(Some records)
- - - - -
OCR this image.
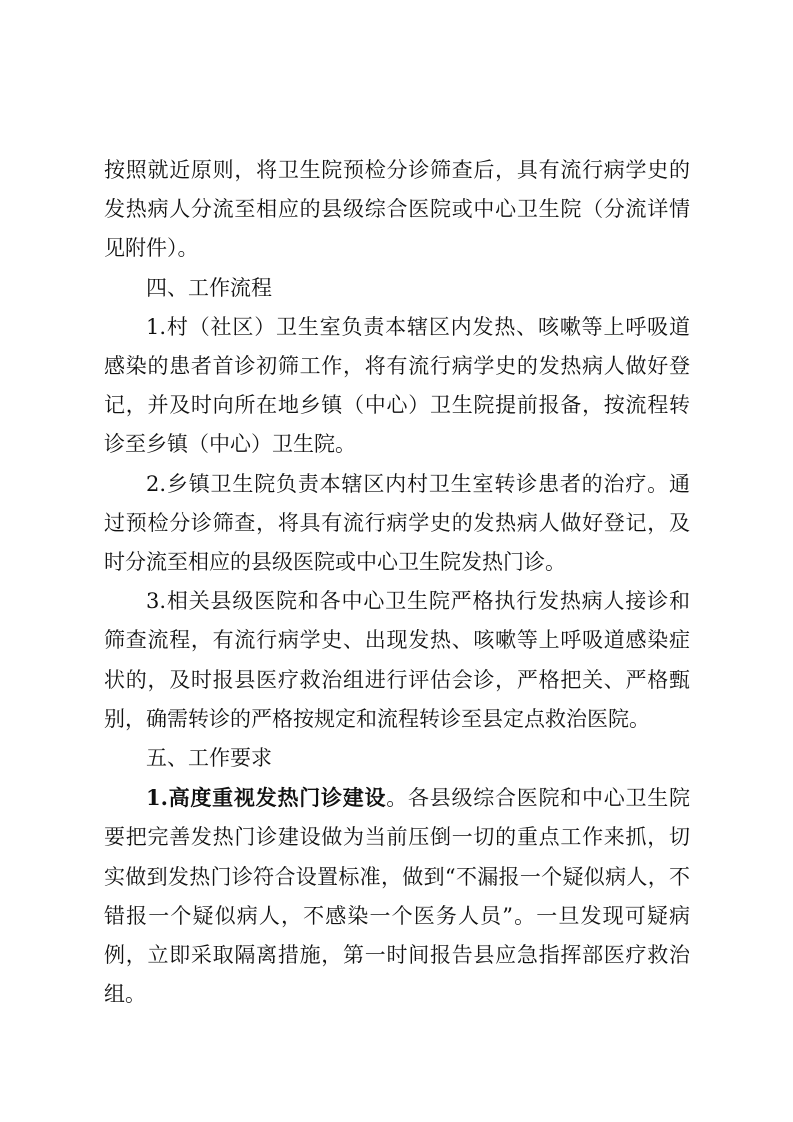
按照就近原则，将卫生院预检分诊筛查后，具有流行病学史的发热病人分流至相应的县级综合医院或中心卫生院（分流详情见附件）。

四、工作流程

1.村（社区）卫生室负责本辖区内发热、咳嗽等上呼吸道感染的患者首诊初筛工作，将有流行病学史的发热病人做好登记，并及时向所在地乡镇（中心）卫生院提前报备，按流程转诊至乡镇（中心）卫生院。

2.乡镇卫生院负责本辖区内村卫生室转诊患者的治疗。通过预检分诊筛查，将具有流行病学史的发热病人做好登记，及时分流至相应的县级医院或中心卫生院发热门诊。

3.相关县级医院和各中心卫生院严格执行发热病人接诊和筛查流程，有流行病学史、出现发热、咳嗽等上呼吸道感染症状的，及时报县医疗救治组进行评估会诊，严格把关、严格甄别，确需转诊的严格按规定和流程转诊至县定点救治医院。

五、工作要求

1.高度重视发热门诊建设。各县级综合医院和中心卫生院要把完善发热门诊建设做为当前压倒一切的重点工作来抓，切实做到发热门诊符合设置标准，做到“不漏报一个疑似病人，不错报一个疑似病人，不感染一个医务人员”。一旦发现可疑病例，立即采取隔离措施，第一时间报告县应急指挥部医疗救治组。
- - - - -
Task objective — Except for the pictures, reproduce every line exactly.

Answer to this problem —
OCR this image.
按照就近原则，将卫生院预检分诊筛查后，具有流行病学史的发热病人分流至相应的县级综合医院或中心卫生院（分流详情见附件）。

四、工作流程

1.村（社区）卫生室负责本辖区内发热、咳嗽等上呼吸道感染的患者首诊初筛工作，将有流行病学史的发热病人做好登记，并及时向所在地乡镇（中心）卫生院提前报备，按流程转诊至乡镇（中心）卫生院。

2.乡镇卫生院负责本辖区内村卫生室转诊患者的治疗。通过预检分诊筛查，将具有流行病学史的发热病人做好登记，及时分流至相应的县级医院或中心卫生院发热门诊。

3.相关县级医院和各中心卫生院严格执行发热病人接诊和筛查流程，有流行病学史、出现发热、咳嗽等上呼吸道感染症状的，及时报县医疗救治组进行评估会诊，严格把关、严格甄别，确需转诊的严格按规定和流程转诊至县定点救治医院。

五、工作要求

1.高度重视发热门诊建设。各县级综合医院和中心卫生院要把完善发热门诊建设做为当前压倒一切的重点工作来抓，切实做到发热门诊符合设置标准，做到“不漏报一个疑似病人，不错报一个疑似病人，不感染一个医务人员”。一旦发现可疑病例，立即采取隔离措施，第一时间报告县应急指挥部医疗救治组。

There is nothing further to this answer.